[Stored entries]
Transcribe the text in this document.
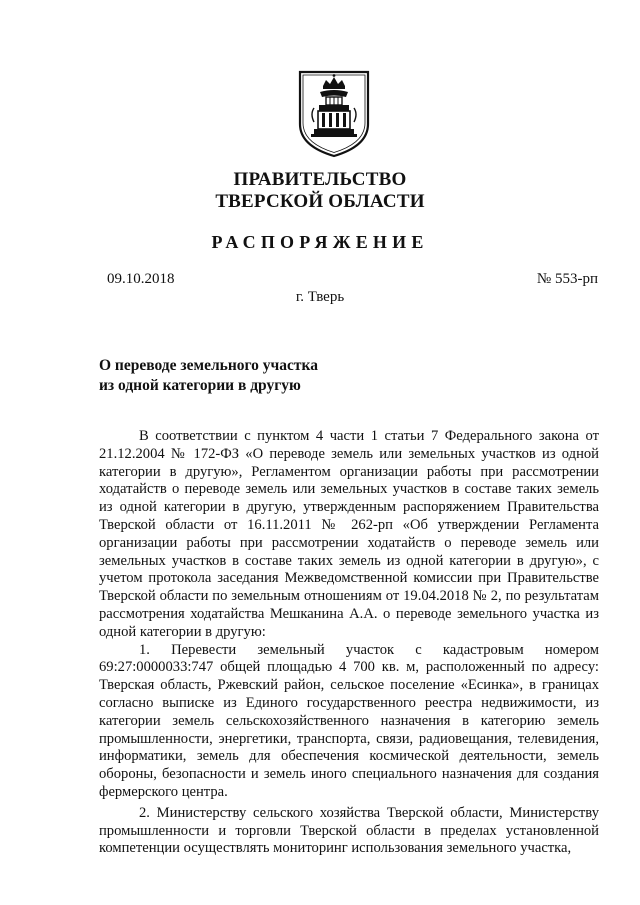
ПРАВИТЕЛЬСТВО

ТВЕРСКОЙ ОБЛАСТИ

РАСПОРЯЖЕНИЕ

09.10.2018	№ 553-рп
г. Тверь
О переводе земельного участка
из одной категории в другую

В соответствии с пунктом 4 части 1 статьи 7 Федерального закона от 21.12.2004 № 172-ФЗ «О переводе земель или земельных участков из одной категории в другую», Регламентом организации работы при рассмотрении ходатайств о переводе земель или земельных участков в составе таких земель из одной категории в другую, утвержденным распоряжением Правительства Тверской области от 16.11.2011 № 262-рп «Об утверждении Регламента организации работы при рассмотрении ходатайств о переводе земель или земельных участков в составе таких земель из одной категории в другую», с учетом протокола заседания Межведомственной комиссии при Правительстве Тверской области по земельным отношениям от 19.04.2018 № 2, по результатам рассмотрения ходатайства Мешканина А.А. о переводе земельного участка из одной категории в другую:

1. Перевести земельный участок с кадастровым номером 69:27:0000033:747 общей площадью 4 700 кв. м, расположенный по адресу: Тверская область, Ржевский район, сельское поселение «Есинка», в границах согласно выписке из Единого государственного реестра недвижимости, из категории земель сельскохозяйственного назначения в категорию земель промышленности, энергетики, транспорта, связи, радиовещания, телевидения, информатики, земель для обеспечения космической деятельности, земель обороны, безопасности и земель иного специального назначения для создания фермерского центра.

2. Министерству сельского хозяйства Тверской области, Министерству промышленности и торговли Тверской области в пределах установленной компетенции осуществлять мониторинг использования земельного участка,
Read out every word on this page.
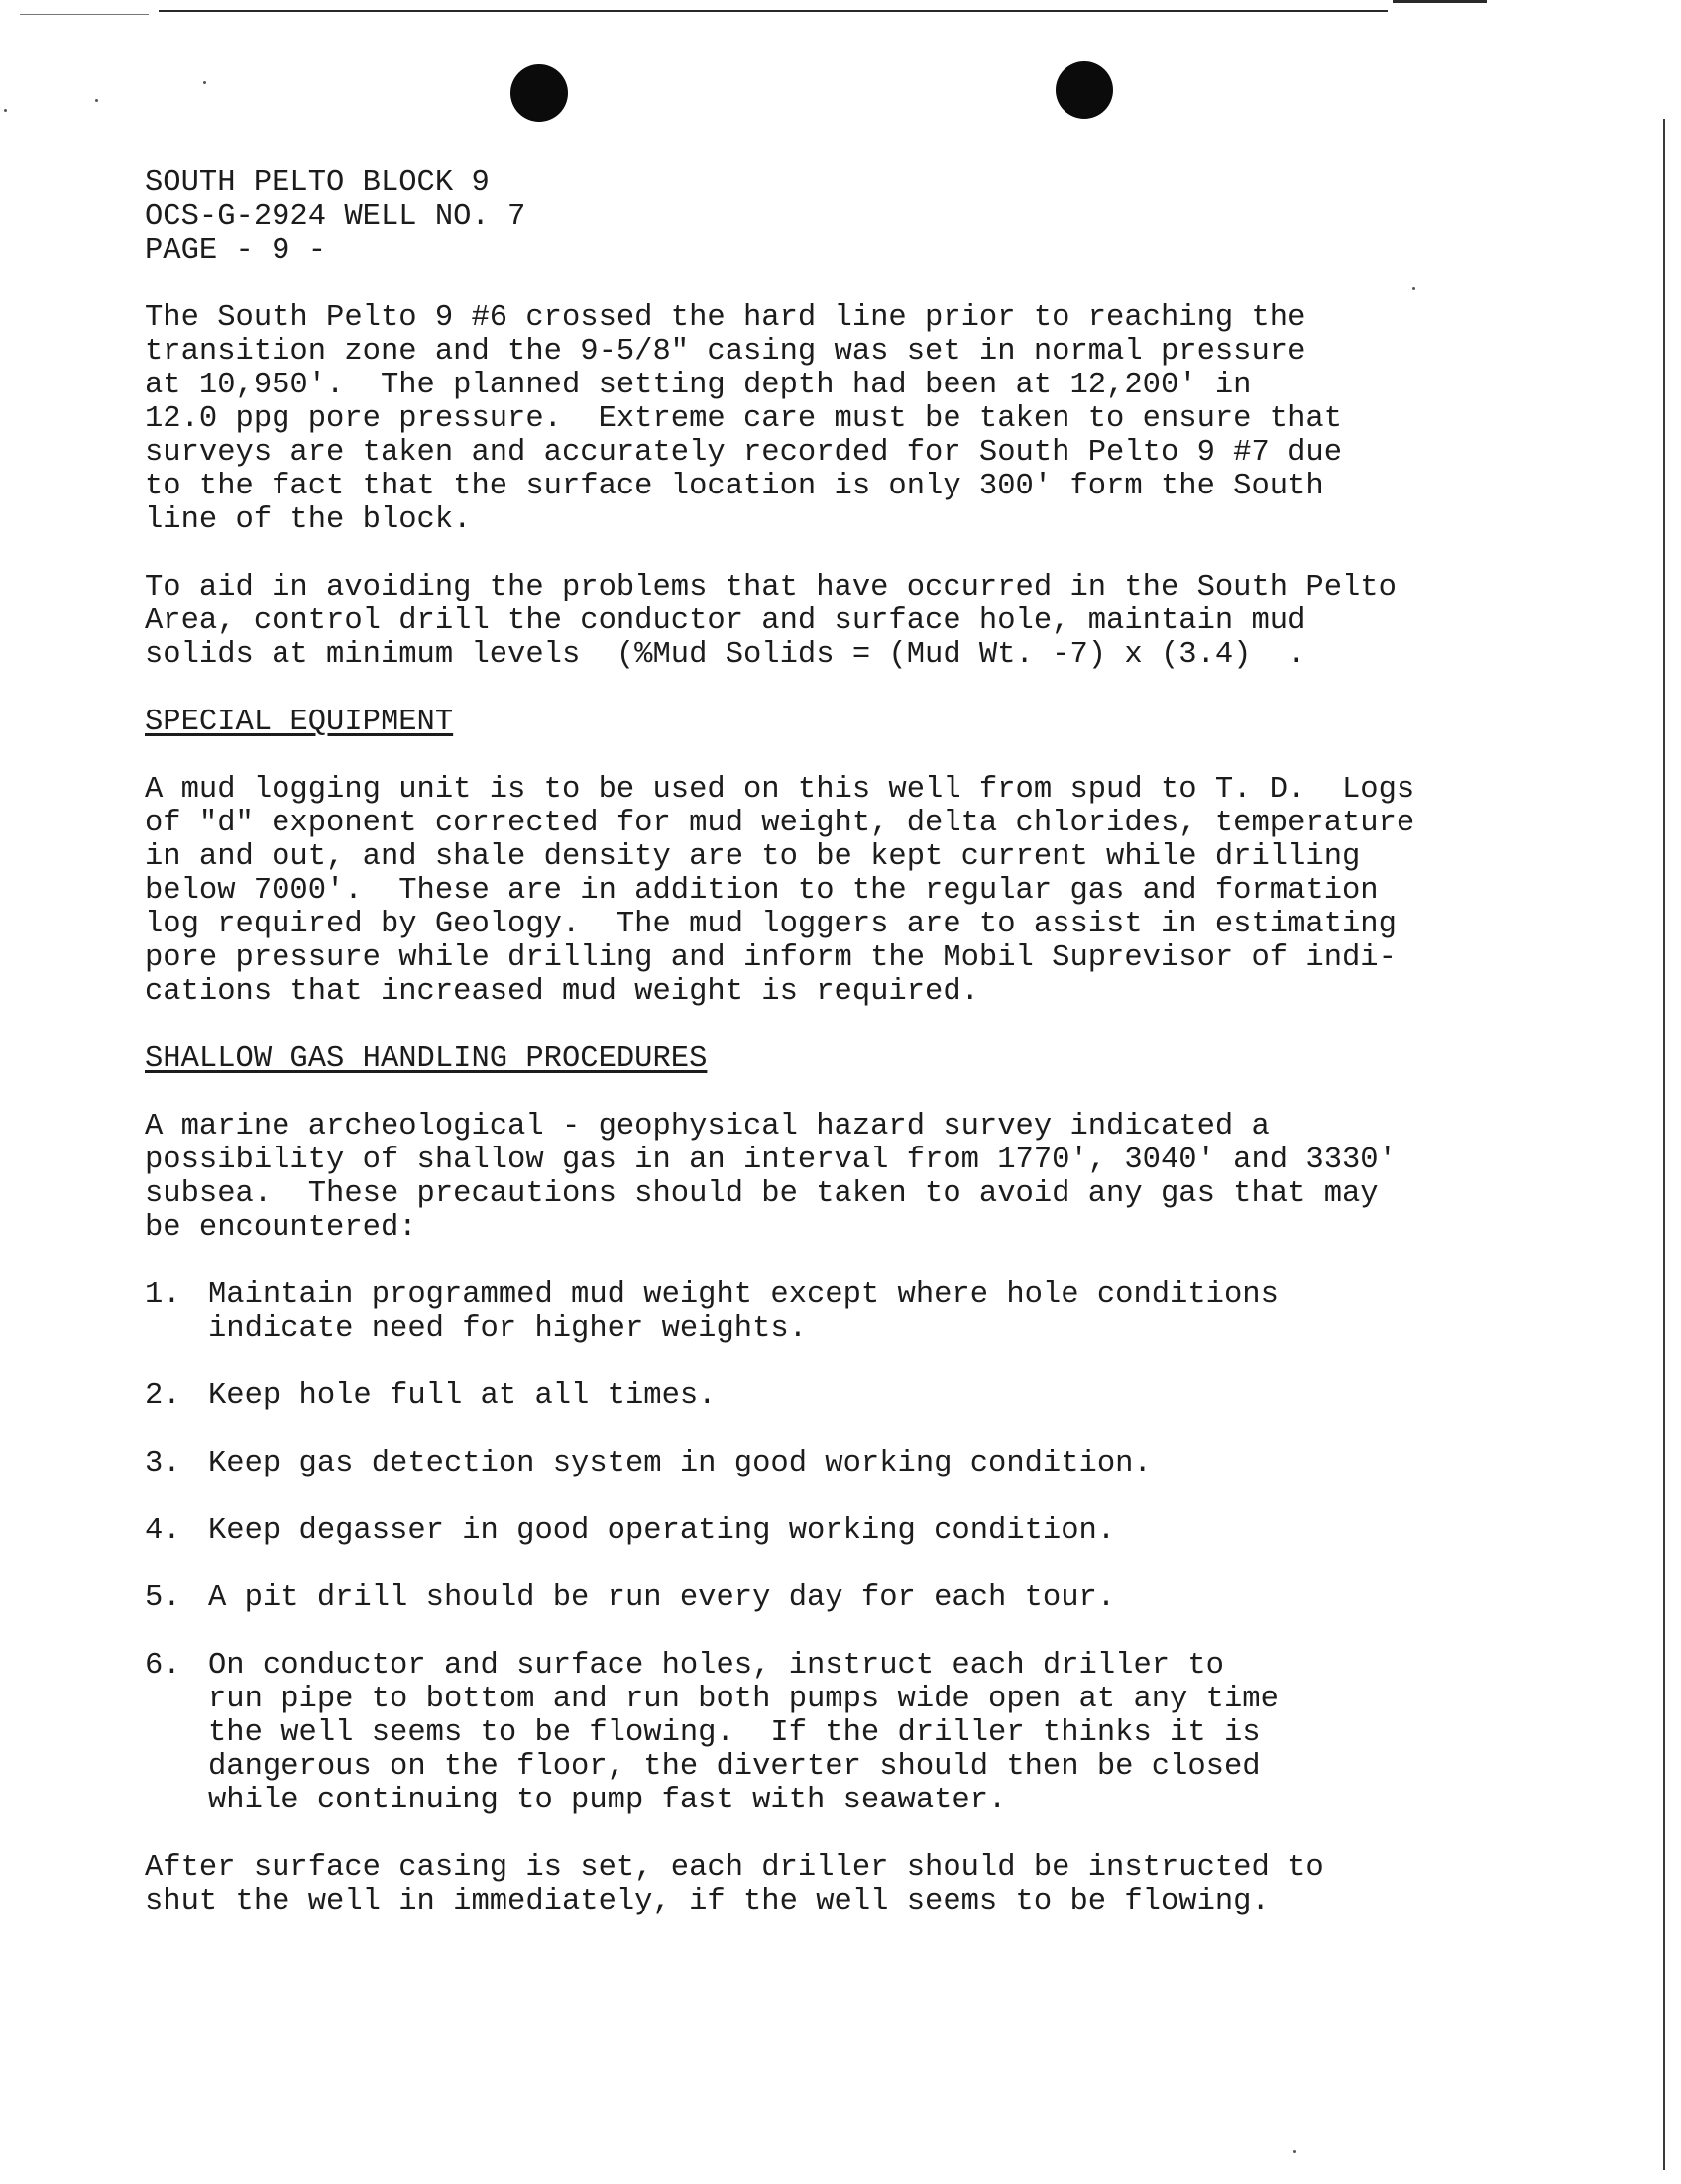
SOUTH PELTO BLOCK 9
OCS-G-2924 WELL NO. 7
PAGE - 9 -
The South Pelto 9 #6 crossed the hard line prior to reaching the
transition zone and the 9-5/8" casing was set in normal pressure
at 10,950'.  The planned setting depth had been at 12,200' in
12.0 ppg pore pressure.  Extreme care must be taken to ensure that
surveys are taken and accurately recorded for South Pelto 9 #7 due
to the fact that the surface location is only 300' form the South
line of the block.
To aid in avoiding the problems that have occurred in the South Pelto
Area, control drill the conductor and surface hole, maintain mud
solids at minimum levels  (%Mud Solids = (Mud Wt. -7) x (3.4)  .
SPECIAL EQUIPMENT
A mud logging unit is to be used on this well from spud to T. D.  Logs
of "d" exponent corrected for mud weight, delta chlorides, temperature
in and out, and shale density are to be kept current while drilling
below 7000'.  These are in addition to the regular gas and formation
log required by Geology.  The mud loggers are to assist in estimating
pore pressure while drilling and inform the Mobil Suprevisor of indi-
cations that increased mud weight is required.
SHALLOW GAS HANDLING PROCEDURES
A marine archeological - geophysical hazard survey indicated a
possibility of shallow gas in an interval from 1770', 3040' and 3330'
subsea.  These precautions should be taken to avoid any gas that may
be encountered:
1. Maintain programmed mud weight except where hole conditions
indicate need for higher weights.
2. Keep hole full at all times.
3. Keep gas detection system in good working condition.
4. Keep degasser in good operating working condition.
5. A pit drill should be run every day for each tour.
6. On conductor and surface holes, instruct each driller to
run pipe to bottom and run both pumps wide open at any time
the well seems to be flowing.  If the driller thinks it is
dangerous on the floor, the diverter should then be closed
while continuing to pump fast with seawater.
After surface casing is set, each driller should be instructed to
shut the well in immediately, if the well seems to be flowing.
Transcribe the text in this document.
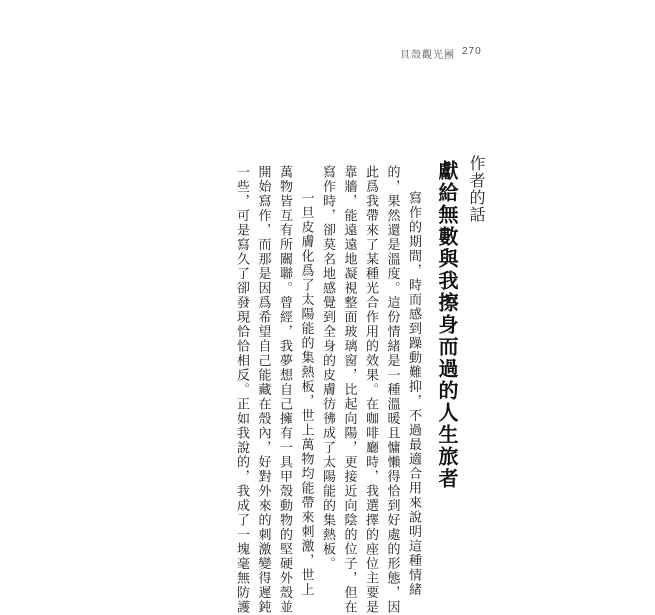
貝殼觀光團 270
作者的話
獻給無數與我擦身而過的人生旅者
寫作的期間，時而感到躁動難抑，不過最適合用來說明這種情緒
的，果然還是溫度。這份情緒是一種溫暖且慵懶得恰到好處的形態，因
此爲我帶來了某種光合作用的效果。在咖啡廳時，我選擇的座位主要是
靠牆，能遠遠地凝視整面玻璃窗，比起向陽，更接近向陰的位子，但在
寫作時，卻莫名地感覺到全身的皮膚彷彿成了太陽能的集熱板。
一旦皮膚化爲了太陽能的集熱板，世上萬物均能帶來刺激，世上
萬物皆互有所關聯。曾經，我夢想自己擁有一具甲殼動物的堅硬外殼並
開始寫作，而那是因爲希望自己能藏在殼內，好對外來的刺激變得遲鈍
一些，可是寫久了卻發現恰恰相反。正如我說的，我成了一塊毫無防護
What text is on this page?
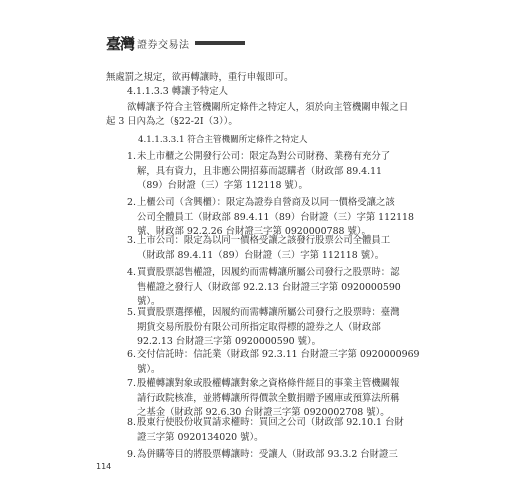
臺灣 證券交易法
無處罰之規定，欲再轉讓時，重行申報即可。
4.1.1.3.3 轉讓予特定人
欲轉讓予符合主管機關所定條件之特定人，須於向主管機關申報之日
起 3 日內為之（§22-2Ⅰ（3））。
4.1.1.3.3.1 符合主管機關所定條件之特定人
1. 未上市櫃之公開發行公司：限定為對公司財務、業務有充分了
解，具有資力，且非應公開招募而認購者（財政部 89.4.11
（89）台財證（三）字第 112118 號）。
2. 上櫃公司（含興櫃）：限定為證券自營商及以同一價格受讓之該
公司全體員工（財政部 89.4.11（89）台財證（三）字第 112118
號、財政部 92.2.26 台財證三字第 0920000788 號）。
3. 上市公司：限定為以同一價格受讓之該發行股票公司全體員工
（財政部 89.4.11（89）台財證（三）字第 112118 號）。
4. 買賣股票認售權證，因履約而需轉讓所屬公司發行之股票時：認
售權證之發行人（財政部 92.2.13 台財證三字第 0920000590
號）。
5. 買賣股票選擇權，因履約而需轉讓所屬公司發行之股票時：臺灣
期貨交易所股份有限公司所指定取得標的證券之人（財政部
92.2.13 台財證三字第 0920000590 號）。
6. 交付信託時：信託業（財政部 92.3.11 台財證三字第 0920000969
號）。
7. 股權轉讓對象或股權轉讓對象之資格條件經目的事業主管機關報
請行政院核准，並將轉讓所得價款全數捐贈予國庫或預算法所稱
之基金（財政部 92.6.30 台財證三字第 0920002708 號）。
8. 股東行使股份收買請求權時：買回之公司（財政部 92.10.1 台財
證三字第 0920134020 號）。
9. 為併購等目的將股票轉讓時：受讓人（財政部 93.3.2 台財證三
114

(Work to do) Write the records out again in full, exactly, and skip every picture.

(Task output)
Transcribe the text in this document.
ПРАВИТЕЛЬСТВО

ТВЕРСКОЙ ОБЛАСТИ

РАСПОРЯЖЕНИЕ

09.10.2018	№ 553-рп
г. Тверь
О переводе земельного участка
из одной категории в другую

В соответствии с пунктом 4 части 1 статьи 7 Федерального закона от 21.12.2004 № 172-ФЗ «О переводе земель или земельных участков из одной категории в другую», Регламентом организации работы при рассмотрении ходатайств о переводе земель или земельных участков в составе таких земель из одной категории в другую, утвержденным распоряжением Правительства Тверской области от 16.11.2011 № 262-рп «Об утверждении Регламента организации работы при рассмотрении ходатайств о переводе земель или земельных участков в составе таких земель из одной категории в другую», с учетом протокола заседания Межведомственной комиссии при Правительстве Тверской области по земельным отношениям от 19.04.2018 № 2, по результатам рассмотрения ходатайства Мешканина А.А. о переводе земельного участка из одной категории в другую:

1. Перевести земельный участок с кадастровым номером 69:27:0000033:747 общей площадью 4 700 кв. м, расположенный по адресу: Тверская область, Ржевский район, сельское поселение «Есинка», в границах согласно выписке из Единого государственного реестра недвижимости, из категории земель сельскохозяйственного назначения в категорию земель промышленности, энергетики, транспорта, связи, радиовещания, телевидения, информатики, земель для обеспечения космической деятельности, земель обороны, безопасности и земель иного специального назначения для создания фермерского центра.

2. Министерству сельского хозяйства Тверской области, Министерству промышленности и торговли Тверской области в пределах установленной компетенции осуществлять мониторинг использования земельного участка,
Read out every word on this page.
SOUTH PELTO BLOCK 9
OCS-G-2924 WELL NO. 7
PAGE - 9 -
The South Pelto 9 #6 crossed the hard line prior to reaching the
transition zone and the 9-5/8" casing was set in normal pressure
at 10,950'.  The planned setting depth had been at 12,200' in
12.0 ppg pore pressure.  Extreme care must be taken to ensure that
surveys are taken and accurately recorded for South Pelto 9 #7 due
to the fact that the surface location is only 300' form the South
line of the block.
To aid in avoiding the problems that have occurred in the South Pelto
Area, control drill the conductor and surface hole, maintain mud
solids at minimum levels  (%Mud Solids = (Mud Wt. -7) x (3.4)  .
SPECIAL EQUIPMENT
A mud logging unit is to be used on this well from spud to T. D.  Logs
of "d" exponent corrected for mud weight, delta chlorides, temperature
in and out, and shale density are to be kept current while drilling
below 7000'.  These are in addition to the regular gas and formation
log required by Geology.  The mud loggers are to assist in estimating
pore pressure while drilling and inform the Mobil Suprevisor of indi-
cations that increased mud weight is required.
SHALLOW GAS HANDLING PROCEDURES
A marine archeological - geophysical hazard survey indicated a
possibility of shallow gas in an interval from 1770', 3040' and 3330'
subsea.  These precautions should be taken to avoid any gas that may
be encountered:
1. Maintain programmed mud weight except where hole conditions
indicate need for higher weights.
2. Keep hole full at all times.
3. Keep gas detection system in good working condition.
4. Keep degasser in good operating working condition.
5. A pit drill should be run every day for each tour.
6. On conductor and surface holes, instruct each driller to
run pipe to bottom and run both pumps wide open at any time
the well seems to be flowing.  If the driller thinks it is
dangerous on the floor, the diverter should then be closed
while continuing to pump fast with seawater.
After surface casing is set, each driller should be instructed to
shut the well in immediately, if the well seems to be flowing.
Transcribe the text in this document.
貝殼觀光團 270
作者的話
獻給無數與我擦身而過的人生旅者
寫作的期間，時而感到躁動難抑，不過最適合用來說明這種情緒
的，果然還是溫度。這份情緒是一種溫暖且慵懶得恰到好處的形態，因
此爲我帶來了某種光合作用的效果。在咖啡廳時，我選擇的座位主要是
靠牆，能遠遠地凝視整面玻璃窗，比起向陽，更接近向陰的位子，但在
寫作時，卻莫名地感覺到全身的皮膚彷彿成了太陽能的集熱板。
一旦皮膚化爲了太陽能的集熱板，世上萬物均能帶來刺激，世上
萬物皆互有所關聯。曾經，我夢想自己擁有一具甲殼動物的堅硬外殼並
開始寫作，而那是因爲希望自己能藏在殼內，好對外來的刺激變得遲鈍
一些，可是寫久了卻發現恰恰相反。正如我說的，我成了一塊毫無防護
What text is on this page?
臺灣 證券交易法
無處罰之規定，欲再轉讓時，重行申報即可。
4.1.1.3.3 轉讓予特定人
欲轉讓予符合主管機關所定條件之特定人，須於向主管機關申報之日
起 3 日內為之（§22-2Ⅰ（3））。
4.1.1.3.3.1 符合主管機關所定條件之特定人
1. 未上市櫃之公開發行公司：限定為對公司財務、業務有充分了
解，具有資力，且非應公開招募而認購者（財政部 89.4.11
（89）台財證（三）字第 112118 號）。
2. 上櫃公司（含興櫃）：限定為證券自營商及以同一價格受讓之該
公司全體員工（財政部 89.4.11（89）台財證（三）字第 112118
號、財政部 92.2.26 台財證三字第 0920000788 號）。
3. 上市公司：限定為以同一價格受讓之該發行股票公司全體員工
（財政部 89.4.11（89）台財證（三）字第 112118 號）。
4. 買賣股票認售權證，因履約而需轉讓所屬公司發行之股票時：認
售權證之發行人（財政部 92.2.13 台財證三字第 0920000590
號）。
5. 買賣股票選擇權，因履約而需轉讓所屬公司發行之股票時：臺灣
期貨交易所股份有限公司所指定取得標的證券之人（財政部
92.2.13 台財證三字第 0920000590 號）。
6. 交付信託時：信託業（財政部 92.3.11 台財證三字第 0920000969
號）。
7. 股權轉讓對象或股權轉讓對象之資格條件經目的事業主管機關報
請行政院核准，並將轉讓所得價款全數捐贈予國庫或預算法所稱
之基金（財政部 92.6.30 台財證三字第 0920002708 號）。
8. 股東行使股份收買請求權時：買回之公司（財政部 92.10.1 台財
證三字第 0920134020 號）。
9. 為併購等目的將股票轉讓時：受讓人（財政部 93.3.2 台財證三
114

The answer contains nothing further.